▸ **SUPPLIED TEXT**
+++

This article was originally published on Towards Data Science on October 19th, 2019.
It’s not a secret that blogging, and content creation in general, can be beneficial to your professional career. In today’s post, I want to share with you what changed after I started blogging, and why I won’t look back in the near future.
Even though this is just my opinion, I can’t say that the points will differ much from person to person — as those are just some general benefits of having a blog.
I’m eager to hear what you think, so feel free to share your thoughts and opinions down below. Without further ado, let’s get straight to the point.
1. You’ll learn more quickly
Some data science topics can be tough to understand. When you surround yourself with a couple of learning resources and give a couple of days to go through the materials, you’ll form some basic understanding. If it’s a coding-related topic it’s needless to say that you should be writing code alongside reading theoretical resources.

+++

Document understanding data:
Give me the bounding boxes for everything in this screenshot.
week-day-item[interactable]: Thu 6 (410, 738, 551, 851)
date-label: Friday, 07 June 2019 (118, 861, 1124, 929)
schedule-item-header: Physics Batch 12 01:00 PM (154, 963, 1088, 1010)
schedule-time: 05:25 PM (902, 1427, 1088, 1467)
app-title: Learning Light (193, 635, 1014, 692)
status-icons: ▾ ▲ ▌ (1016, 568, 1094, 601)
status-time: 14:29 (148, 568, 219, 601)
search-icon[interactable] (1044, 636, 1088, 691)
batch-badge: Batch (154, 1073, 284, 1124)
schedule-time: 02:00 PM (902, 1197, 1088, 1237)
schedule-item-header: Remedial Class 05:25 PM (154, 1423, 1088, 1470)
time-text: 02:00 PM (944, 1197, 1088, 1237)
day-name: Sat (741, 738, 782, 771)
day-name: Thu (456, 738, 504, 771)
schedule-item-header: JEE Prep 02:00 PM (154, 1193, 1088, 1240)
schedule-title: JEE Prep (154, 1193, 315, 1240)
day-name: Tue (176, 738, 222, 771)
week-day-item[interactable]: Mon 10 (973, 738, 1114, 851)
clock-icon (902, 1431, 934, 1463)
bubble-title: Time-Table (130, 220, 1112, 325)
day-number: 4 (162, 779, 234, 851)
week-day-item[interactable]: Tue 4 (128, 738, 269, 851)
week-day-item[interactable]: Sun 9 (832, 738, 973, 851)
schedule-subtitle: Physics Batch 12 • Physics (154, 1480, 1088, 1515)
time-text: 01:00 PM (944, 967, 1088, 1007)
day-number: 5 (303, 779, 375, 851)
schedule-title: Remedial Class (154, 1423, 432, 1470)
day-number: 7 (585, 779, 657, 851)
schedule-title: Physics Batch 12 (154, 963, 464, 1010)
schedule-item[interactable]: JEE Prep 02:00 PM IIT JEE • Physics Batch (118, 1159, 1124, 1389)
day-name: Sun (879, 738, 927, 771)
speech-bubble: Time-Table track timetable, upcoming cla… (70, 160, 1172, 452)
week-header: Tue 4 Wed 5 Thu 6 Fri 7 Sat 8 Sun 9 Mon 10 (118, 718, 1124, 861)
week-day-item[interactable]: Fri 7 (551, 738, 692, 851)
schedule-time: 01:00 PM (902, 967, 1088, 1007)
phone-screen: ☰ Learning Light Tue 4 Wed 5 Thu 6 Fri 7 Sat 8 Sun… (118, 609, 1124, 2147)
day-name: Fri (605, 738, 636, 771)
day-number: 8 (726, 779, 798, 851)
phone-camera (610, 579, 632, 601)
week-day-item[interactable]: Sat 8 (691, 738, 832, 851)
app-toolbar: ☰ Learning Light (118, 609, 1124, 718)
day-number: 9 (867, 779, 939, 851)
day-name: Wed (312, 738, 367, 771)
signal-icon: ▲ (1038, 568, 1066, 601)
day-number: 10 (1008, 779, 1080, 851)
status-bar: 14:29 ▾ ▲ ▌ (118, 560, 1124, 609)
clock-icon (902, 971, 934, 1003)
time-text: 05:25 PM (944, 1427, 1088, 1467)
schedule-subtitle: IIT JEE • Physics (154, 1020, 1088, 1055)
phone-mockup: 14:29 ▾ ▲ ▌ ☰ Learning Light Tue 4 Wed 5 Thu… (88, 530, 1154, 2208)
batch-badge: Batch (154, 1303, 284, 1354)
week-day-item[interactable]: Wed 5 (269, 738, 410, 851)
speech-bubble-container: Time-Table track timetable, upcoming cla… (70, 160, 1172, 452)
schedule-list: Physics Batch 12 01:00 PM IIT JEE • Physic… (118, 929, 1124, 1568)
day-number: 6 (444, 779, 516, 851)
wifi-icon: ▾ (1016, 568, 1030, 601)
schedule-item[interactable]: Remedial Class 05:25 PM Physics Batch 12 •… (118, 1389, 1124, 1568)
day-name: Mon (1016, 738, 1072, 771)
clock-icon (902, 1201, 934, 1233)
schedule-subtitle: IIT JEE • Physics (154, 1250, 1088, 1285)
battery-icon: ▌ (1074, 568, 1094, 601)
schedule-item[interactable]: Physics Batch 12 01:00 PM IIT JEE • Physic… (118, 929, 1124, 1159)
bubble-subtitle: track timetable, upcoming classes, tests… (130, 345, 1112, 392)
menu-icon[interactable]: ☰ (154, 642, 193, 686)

+++

▸ **TASKS TO PERFORM**
A - Write out the part of the blogging article that begins at the words "1. You’ll learn" and stops after the words "reading theoretical resources.".
B - According to the blogging article, where and on what date was it originally published?
C - Continue the article on the benefits of blogging from the point where it stops.

▸ **ANSWERS BELOW**
A -
1. You’ll learn more quickly
Some data science topics can be tough to understand. When you surround yourself with a couple of learning resources and give a couple of days to go through the materials, you’ll form some basic understanding. If it’s a coding-related topic it’s needless to say that you should be writing code alongside reading theoretical resources.

B - It was originally published on Towards Data Science on October 19th, 2019.

C -
What happens then is that you jump to the next topic of interest, and over time completely forgetting what you’ve learned on the first one. That’s a bummer. Luckily for you, blogging is a good way to address this issue.
The idea is that you give yourself a couple of days for everything to sink in properly. Then, grab a piece of paper (or laptop if you prefer), and try to explain that topic in a non-technical way. Some times it won’t be completely possible, but try to avoid confusing ‘big words’.
Ask yourself the following question: How would I like this topic to be explained to me if a had no idea about it?
That has two straight benefits:
- You’re helping your community (this will be addressed in the second part of the article).
- You’re giving yourself one more chance to recap the topic.
Here’s a quote from Albert Einstein:
“If you can’t explain it simply, you don’t understand it well enough.”
That’s why you should avoid big technical words when writing blogging. It’s easy to pack your article with technical jargon even you don’t understand. It’s tempting, you think you’ll look smart, but your reader will most likely immediately close his internet browser.
2. Great reputation builder
Do you know what will happen immediately after you send your CV to some company?
They’ll google you.
Make sure that something worthy comes up before a photo of you lying unconscious in the park, as a result of Friday night gone wrong. Okay, maybe I’m overreacting a bit here, but you get the point.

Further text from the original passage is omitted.